Excerpts from a figure dataset:
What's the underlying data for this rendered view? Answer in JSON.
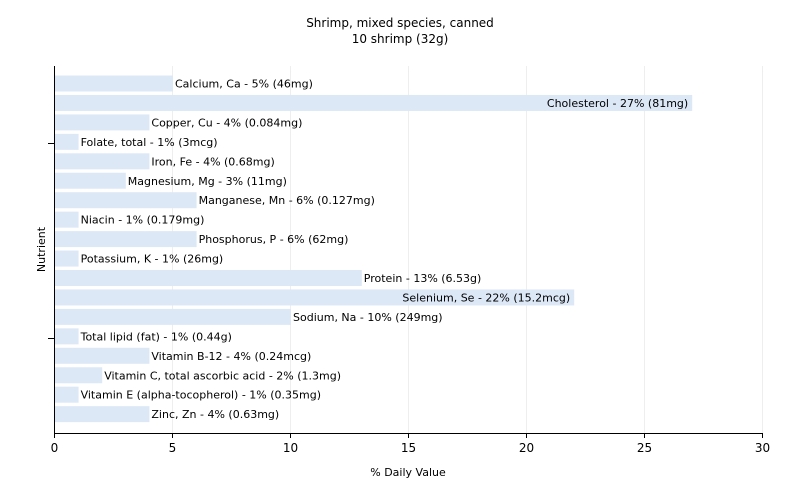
{
  "chart_data": {
    "type": "bar",
    "orientation": "horizontal",
    "title": "Shrimp, mixed species, canned",
    "subtitle": "10 shrimp (32g)",
    "xlabel": "% Daily Value",
    "ylabel": "Nutrient",
    "xlim": [
      0,
      30
    ],
    "xticks": [
      0,
      5,
      10,
      15,
      20,
      25,
      30
    ],
    "grid": true,
    "bar_color": "#dde8f7",
    "categories": [
      "Calcium, Ca",
      "Cholesterol",
      "Copper, Cu",
      "Folate, total",
      "Iron, Fe",
      "Magnesium, Mg",
      "Manganese, Mn",
      "Niacin",
      "Phosphorus, P",
      "Potassium, K",
      "Protein",
      "Selenium, Se",
      "Sodium, Na",
      "Total lipid (fat)",
      "Vitamin B-12",
      "Vitamin C, total ascorbic acid",
      "Vitamin E (alpha-tocopherol)",
      "Zinc, Zn"
    ],
    "values": [
      5,
      27,
      4,
      1,
      4,
      3,
      6,
      1,
      6,
      1,
      13,
      22,
      10,
      1,
      4,
      2,
      1,
      4
    ],
    "labels": [
      "Calcium, Ca - 5% (46mg)",
      "Cholesterol - 27% (81mg)",
      "Copper, Cu - 4% (0.084mg)",
      "Folate, total - 1% (3mcg)",
      "Iron, Fe - 4% (0.68mg)",
      "Magnesium, Mg - 3% (11mg)",
      "Manganese, Mn - 6% (0.127mg)",
      "Niacin - 1% (0.179mg)",
      "Phosphorus, P - 6% (62mg)",
      "Potassium, K - 1% (26mg)",
      "Protein - 13% (6.53g)",
      "Selenium, Se - 22% (15.2mcg)",
      "Sodium, Na - 10% (249mg)",
      "Total lipid (fat) - 1% (0.44g)",
      "Vitamin B-12 - 4% (0.24mcg)",
      "Vitamin C, total ascorbic acid - 2% (1.3mg)",
      "Vitamin E (alpha-tocopherol) - 1% (0.35mg)",
      "Zinc, Zn - 4% (0.63mg)"
    ]
  }
}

**TASK BRIEF:** Reproduce every entry word for word, but omit the pictures.

**YOUR RESPONSE:**
What's the underlying data for this rendered view? Answer in JSON.
{
  "chart_data": {
    "type": "bar",
    "orientation": "horizontal",
    "title": "Shrimp, mixed species, canned",
    "subtitle": "10 shrimp (32g)",
    "xlabel": "% Daily Value",
    "ylabel": "Nutrient",
    "xlim": [
      0,
      30
    ],
    "xticks": [
      0,
      5,
      10,
      15,
      20,
      25,
      30
    ],
    "grid": true,
    "bar_color": "#dde8f7",
    "categories": [
      "Calcium, Ca",
      "Cholesterol",
      "Copper, Cu",
      "Folate, total",
      "Iron, Fe",
      "Magnesium, Mg",
      "Manganese, Mn",
      "Niacin",
      "Phosphorus, P",
      "Potassium, K",
      "Protein",
      "Selenium, Se",
      "Sodium, Na",
      "Total lipid (fat)",
      "Vitamin B-12",
      "Vitamin C, total ascorbic acid",
      "Vitamin E (alpha-tocopherol)",
      "Zinc, Zn"
    ],
    "values": [
      5,
      27,
      4,
      1,
      4,
      3,
      6,
      1,
      6,
      1,
      13,
      22,
      10,
      1,
      4,
      2,
      1,
      4
    ],
    "labels": [
      "Calcium, Ca - 5% (46mg)",
      "Cholesterol - 27% (81mg)",
      "Copper, Cu - 4% (0.084mg)",
      "Folate, total - 1% (3mcg)",
      "Iron, Fe - 4% (0.68mg)",
      "Magnesium, Mg - 3% (11mg)",
      "Manganese, Mn - 6% (0.127mg)",
      "Niacin - 1% (0.179mg)",
      "Phosphorus, P - 6% (62mg)",
      "Potassium, K - 1% (26mg)",
      "Protein - 13% (6.53g)",
      "Selenium, Se - 22% (15.2mcg)",
      "Sodium, Na - 10% (249mg)",
      "Total lipid (fat) - 1% (0.44g)",
      "Vitamin B-12 - 4% (0.24mcg)",
      "Vitamin C, total ascorbic acid - 2% (1.3mg)",
      "Vitamin E (alpha-tocopherol) - 1% (0.35mg)",
      "Zinc, Zn - 4% (0.63mg)"
    ]
  }
}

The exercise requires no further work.